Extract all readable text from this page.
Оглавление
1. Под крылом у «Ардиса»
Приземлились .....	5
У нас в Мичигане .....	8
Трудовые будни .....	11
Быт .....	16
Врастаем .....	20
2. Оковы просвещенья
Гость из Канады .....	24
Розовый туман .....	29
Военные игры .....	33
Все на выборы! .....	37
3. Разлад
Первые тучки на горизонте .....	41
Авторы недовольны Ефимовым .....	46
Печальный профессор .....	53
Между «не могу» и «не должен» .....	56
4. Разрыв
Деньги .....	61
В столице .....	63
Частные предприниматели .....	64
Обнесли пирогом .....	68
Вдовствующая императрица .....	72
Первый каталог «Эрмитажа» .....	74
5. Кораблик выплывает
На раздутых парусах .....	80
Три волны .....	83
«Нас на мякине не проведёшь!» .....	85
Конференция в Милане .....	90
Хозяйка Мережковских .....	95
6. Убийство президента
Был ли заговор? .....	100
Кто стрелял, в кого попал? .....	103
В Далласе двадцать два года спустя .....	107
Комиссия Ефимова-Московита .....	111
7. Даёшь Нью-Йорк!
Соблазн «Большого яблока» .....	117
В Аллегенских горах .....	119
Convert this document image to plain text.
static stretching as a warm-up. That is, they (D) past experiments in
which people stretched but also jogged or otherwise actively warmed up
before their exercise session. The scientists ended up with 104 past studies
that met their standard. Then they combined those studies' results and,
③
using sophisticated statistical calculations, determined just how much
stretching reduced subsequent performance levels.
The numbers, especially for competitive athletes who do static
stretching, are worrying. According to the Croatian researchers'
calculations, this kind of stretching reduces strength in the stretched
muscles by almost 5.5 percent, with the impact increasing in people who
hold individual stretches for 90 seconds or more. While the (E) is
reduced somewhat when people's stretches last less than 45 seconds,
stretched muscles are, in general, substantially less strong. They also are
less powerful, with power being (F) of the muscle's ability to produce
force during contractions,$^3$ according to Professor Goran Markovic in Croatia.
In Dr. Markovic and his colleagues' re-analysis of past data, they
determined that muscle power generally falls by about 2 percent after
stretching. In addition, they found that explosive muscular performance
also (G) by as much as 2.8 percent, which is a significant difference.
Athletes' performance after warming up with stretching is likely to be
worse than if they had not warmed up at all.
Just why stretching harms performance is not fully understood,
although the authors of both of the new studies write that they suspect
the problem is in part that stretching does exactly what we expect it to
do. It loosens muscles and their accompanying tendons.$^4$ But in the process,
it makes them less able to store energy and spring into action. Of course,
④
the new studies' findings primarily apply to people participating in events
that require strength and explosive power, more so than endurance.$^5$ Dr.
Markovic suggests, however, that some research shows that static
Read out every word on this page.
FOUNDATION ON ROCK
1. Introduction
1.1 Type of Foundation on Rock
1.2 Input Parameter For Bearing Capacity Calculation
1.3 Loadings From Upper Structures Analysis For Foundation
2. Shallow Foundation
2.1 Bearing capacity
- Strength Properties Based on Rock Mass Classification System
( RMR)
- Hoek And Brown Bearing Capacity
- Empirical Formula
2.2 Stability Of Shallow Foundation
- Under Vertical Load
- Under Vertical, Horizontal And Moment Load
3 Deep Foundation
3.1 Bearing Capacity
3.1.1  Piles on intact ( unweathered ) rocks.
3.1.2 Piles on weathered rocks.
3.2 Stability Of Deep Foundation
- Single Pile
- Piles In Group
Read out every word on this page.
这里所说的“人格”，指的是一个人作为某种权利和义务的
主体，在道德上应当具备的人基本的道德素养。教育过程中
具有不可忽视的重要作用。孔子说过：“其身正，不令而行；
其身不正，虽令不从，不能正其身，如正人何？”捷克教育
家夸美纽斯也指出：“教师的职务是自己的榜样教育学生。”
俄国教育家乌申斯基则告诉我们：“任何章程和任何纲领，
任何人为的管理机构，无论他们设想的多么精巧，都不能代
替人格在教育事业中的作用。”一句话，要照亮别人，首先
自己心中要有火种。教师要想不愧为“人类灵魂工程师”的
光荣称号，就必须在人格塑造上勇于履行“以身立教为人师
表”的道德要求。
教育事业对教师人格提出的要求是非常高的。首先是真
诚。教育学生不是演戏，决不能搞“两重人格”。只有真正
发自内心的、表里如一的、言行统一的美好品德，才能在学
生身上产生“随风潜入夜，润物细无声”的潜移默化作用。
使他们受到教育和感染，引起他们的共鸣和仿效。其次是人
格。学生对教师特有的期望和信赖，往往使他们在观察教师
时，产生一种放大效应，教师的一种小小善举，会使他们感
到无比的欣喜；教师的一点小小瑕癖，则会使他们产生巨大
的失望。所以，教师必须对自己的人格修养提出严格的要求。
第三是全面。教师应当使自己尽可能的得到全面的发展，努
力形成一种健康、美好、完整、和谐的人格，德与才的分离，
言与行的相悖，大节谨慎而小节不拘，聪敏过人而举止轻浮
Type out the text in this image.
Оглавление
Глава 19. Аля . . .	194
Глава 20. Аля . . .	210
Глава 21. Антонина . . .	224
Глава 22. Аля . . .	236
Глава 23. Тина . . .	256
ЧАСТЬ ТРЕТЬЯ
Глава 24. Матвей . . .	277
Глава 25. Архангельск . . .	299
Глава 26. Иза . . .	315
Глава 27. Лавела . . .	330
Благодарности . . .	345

(Given request): Reproduce all of the entries word for word.

(Written solution):
Extract all readable text from this page.
Оглавление
1. Под крылом у «Ардиса»
Приземлились .....	5
У нас в Мичигане .....	8
Трудовые будни .....	11
Быт .....	16
Врастаем .....	20
2. Оковы просвещенья
Гость из Канады .....	24
Розовый туман .....	29
Военные игры .....	33
Все на выборы! .....	37
3. Разлад
Первые тучки на горизонте .....	41
Авторы недовольны Ефимовым .....	46
Печальный профессор .....	53
Между «не могу» и «не должен» .....	56
4. Разрыв
Деньги .....	61
В столице .....	63
Частные предприниматели .....	64
Обнесли пирогом .....	68
Вдовствующая императрица .....	72
Первый каталог «Эрмитажа» .....	74
5. Кораблик выплывает
На раздутых парусах .....	80
Три волны .....	83
«Нас на мякине не проведёшь!» .....	85
Конференция в Милане .....	90
Хозяйка Мережковских .....	95
6. Убийство президента
Был ли заговор? .....	100
Кто стрелял, в кого попал? .....	103
В Далласе двадцать два года спустя .....	107
Комиссия Ефимова-Московита .....	111
7. Даёшь Нью-Йорк!
Соблазн «Большого яблока» .....	117
В Аллегенских горах .....	119
Convert this document image to plain text.
static stretching as a warm-up. That is, they (D) past experiments in
which people stretched but also jogged or otherwise actively warmed up
before their exercise session. The scientists ended up with 104 past studies
that met their standard. Then they combined those studies' results and,
③
using sophisticated statistical calculations, determined just how much
stretching reduced subsequent performance levels.
The numbers, especially for competitive athletes who do static
stretching, are worrying. According to the Croatian researchers'
calculations, this kind of stretching reduces strength in the stretched
muscles by almost 5.5 percent, with the impact increasing in people who
hold individual stretches for 90 seconds or more. While the (E) is
reduced somewhat when people's stretches last less than 45 seconds,
stretched muscles are, in general, substantially less strong. They also are
less powerful, with power being (F) of the muscle's ability to produce
force during contractions,$^3$ according to Professor Goran Markovic in Croatia.
In Dr. Markovic and his colleagues' re-analysis of past data, they
determined that muscle power generally falls by about 2 percent after
stretching. In addition, they found that explosive muscular performance
also (G) by as much as 2.8 percent, which is a significant difference.
Athletes' performance after warming up with stretching is likely to be
worse than if they had not warmed up at all.
Just why stretching harms performance is not fully understood,
although the authors of both of the new studies write that they suspect
the problem is in part that stretching does exactly what we expect it to
do. It loosens muscles and their accompanying tendons.$^4$ But in the process,
it makes them less able to store energy and spring into action. Of course,
④
the new studies' findings primarily apply to people participating in events
that require strength and explosive power, more so than endurance.$^5$ Dr.
Markovic suggests, however, that some research shows that static
Read out every word on this page.
FOUNDATION ON ROCK
1. Introduction
1.1 Type of Foundation on Rock
1.2 Input Parameter For Bearing Capacity Calculation
1.3 Loadings From Upper Structures Analysis For Foundation
2. Shallow Foundation
2.1 Bearing capacity
- Strength Properties Based on Rock Mass Classification System
( RMR)
- Hoek And Brown Bearing Capacity
- Empirical Formula
2.2 Stability Of Shallow Foundation
- Under Vertical Load
- Under Vertical, Horizontal And Moment Load
3 Deep Foundation
3.1 Bearing Capacity
3.1.1  Piles on intact ( unweathered ) rocks.
3.1.2 Piles on weathered rocks.
3.2 Stability Of Deep Foundation
- Single Pile
- Piles In Group
Read out every word on this page.
这里所说的“人格”，指的是一个人作为某种权利和义务的
主体，在道德上应当具备的人基本的道德素养。教育过程中
具有不可忽视的重要作用。孔子说过：“其身正，不令而行；
其身不正，虽令不从，不能正其身，如正人何？”捷克教育
家夸美纽斯也指出：“教师的职务是自己的榜样教育学生。”
俄国教育家乌申斯基则告诉我们：“任何章程和任何纲领，
任何人为的管理机构，无论他们设想的多么精巧，都不能代
替人格在教育事业中的作用。”一句话，要照亮别人，首先
自己心中要有火种。教师要想不愧为“人类灵魂工程师”的
光荣称号，就必须在人格塑造上勇于履行“以身立教为人师
表”的道德要求。
教育事业对教师人格提出的要求是非常高的。首先是真
诚。教育学生不是演戏，决不能搞“两重人格”。只有真正
发自内心的、表里如一的、言行统一的美好品德，才能在学
生身上产生“随风潜入夜，润物细无声”的潜移默化作用。
使他们受到教育和感染，引起他们的共鸣和仿效。其次是人
格。学生对教师特有的期望和信赖，往往使他们在观察教师
时，产生一种放大效应，教师的一种小小善举，会使他们感
到无比的欣喜；教师的一点小小瑕癖，则会使他们产生巨大
的失望。所以，教师必须对自己的人格修养提出严格的要求。
第三是全面。教师应当使自己尽可能的得到全面的发展，努
力形成一种健康、美好、完整、和谐的人格，德与才的分离，
言与行的相悖，大节谨慎而小节不拘，聪敏过人而举止轻浮
Type out the text in this image.
Оглавление
Глава 19. Аля . . .	194
Глава 20. Аля . . .	210
Глава 21. Антонина . . .	224
Глава 22. Аля . . .	236
Глава 23. Тина . . .	256
ЧАСТЬ ТРЕТЬЯ
Глава 24. Матвей . . .	277
Глава 25. Архангельск . . .	299
Глава 26. Иза . . .	315
Глава 27. Лавела . . .	330
Благодарности . . .	345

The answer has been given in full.